Exercise prompt: Copy each line below in which the word "máxima" occurs.

[Rows from a figure dataset]
- - -

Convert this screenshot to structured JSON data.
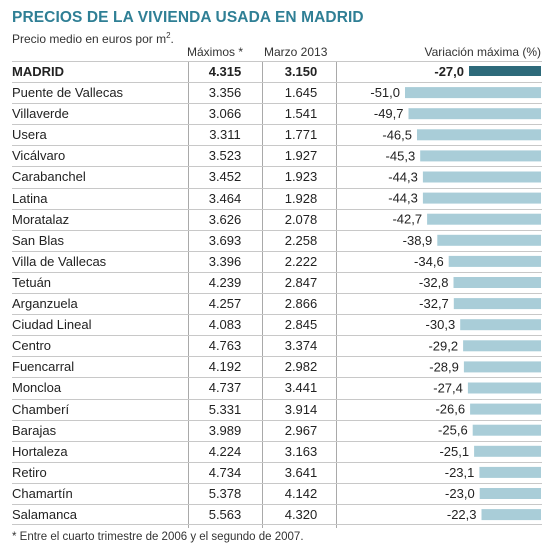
{
  "header": {
    "title": "PRECIOS DE LA VIVIENDA USADA EN MADRID",
    "subtitle": "Precio medio en euros por m",
    "subtitle_sup": "2",
    "subtitle_end": "."
  },
  "columns": {
    "max": "Máximos *",
    "mar": "Marzo 2013",
    "var": "Variación máxima (%)"
  },
  "footnote": "* Entre el cuarto trimestre de 2006 y el segundo de 2007.",
  "colors": {
    "title": "#2f7f95",
    "bar_total": "#2d6a7a",
    "bar": "#a9cdd8"
  },
  "chart_data": {
    "type": "bar",
    "orientation": "horizontal",
    "title": "PRECIOS DE LA VIVIENDA USADA EN MADRID",
    "subtitle": "Precio medio en euros por m2.",
    "categories": [
      "MADRID",
      "Puente de Vallecas",
      "Villaverde",
      "Usera",
      "Vicálvaro",
      "Carabanchel",
      "Latina",
      "Moratalaz",
      "San Blas",
      "Villa de Vallecas",
      "Tetuán",
      "Arganzuela",
      "Ciudad Lineal",
      "Centro",
      "Fuencarral",
      "Moncloa",
      "Chamberí",
      "Barajas",
      "Hortaleza",
      "Retiro",
      "Chamartín",
      "Salamanca"
    ],
    "maximos": [
      "4.315",
      "3.356",
      "3.066",
      "3.311",
      "3.523",
      "3.452",
      "3.464",
      "3.626",
      "3.693",
      "3.396",
      "4.239",
      "4.257",
      "4.083",
      "4.763",
      "4.192",
      "4.737",
      "5.331",
      "3.989",
      "4.224",
      "4.734",
      "5.378",
      "5.563"
    ],
    "marzo_2013": [
      "3.150",
      "1.645",
      "1.541",
      "1.771",
      "1.927",
      "1.923",
      "1.928",
      "2.078",
      "2.258",
      "2.222",
      "2.847",
      "2.866",
      "2.845",
      "3.374",
      "2.982",
      "3.441",
      "3.914",
      "2.967",
      "3.163",
      "3.641",
      "4.142",
      "4.320"
    ],
    "variacion_labels": [
      "-27,0",
      "-51,0",
      "-49,7",
      "-46,5",
      "-45,3",
      "-44,3",
      "-44,3",
      "-42,7",
      "-38,9",
      "-34,6",
      "-32,8",
      "-32,7",
      "-30,3",
      "-29,2",
      "-28,9",
      "-27,4",
      "-26,6",
      "-25,6",
      "-25,1",
      "-23,1",
      "-23,0",
      "-22,3"
    ],
    "variacion": [
      -27.0,
      -51.0,
      -49.7,
      -46.5,
      -45.3,
      -44.3,
      -44.3,
      -42.7,
      -38.9,
      -34.6,
      -32.8,
      -32.7,
      -30.3,
      -29.2,
      -28.9,
      -27.4,
      -26.6,
      -25.6,
      -25.1,
      -23.1,
      -23.0,
      -22.3
    ],
    "xlabel": "Variación máxima (%)",
    "xlim": [
      -51,
      0
    ],
    "footnote": "* Entre el cuarto trimestre de 2006 y el segundo de 2007."
  }
}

- - -

Worked answer:
    "var": "Variación máxima (%)"
    "xlabel": "Variación máxima (%)",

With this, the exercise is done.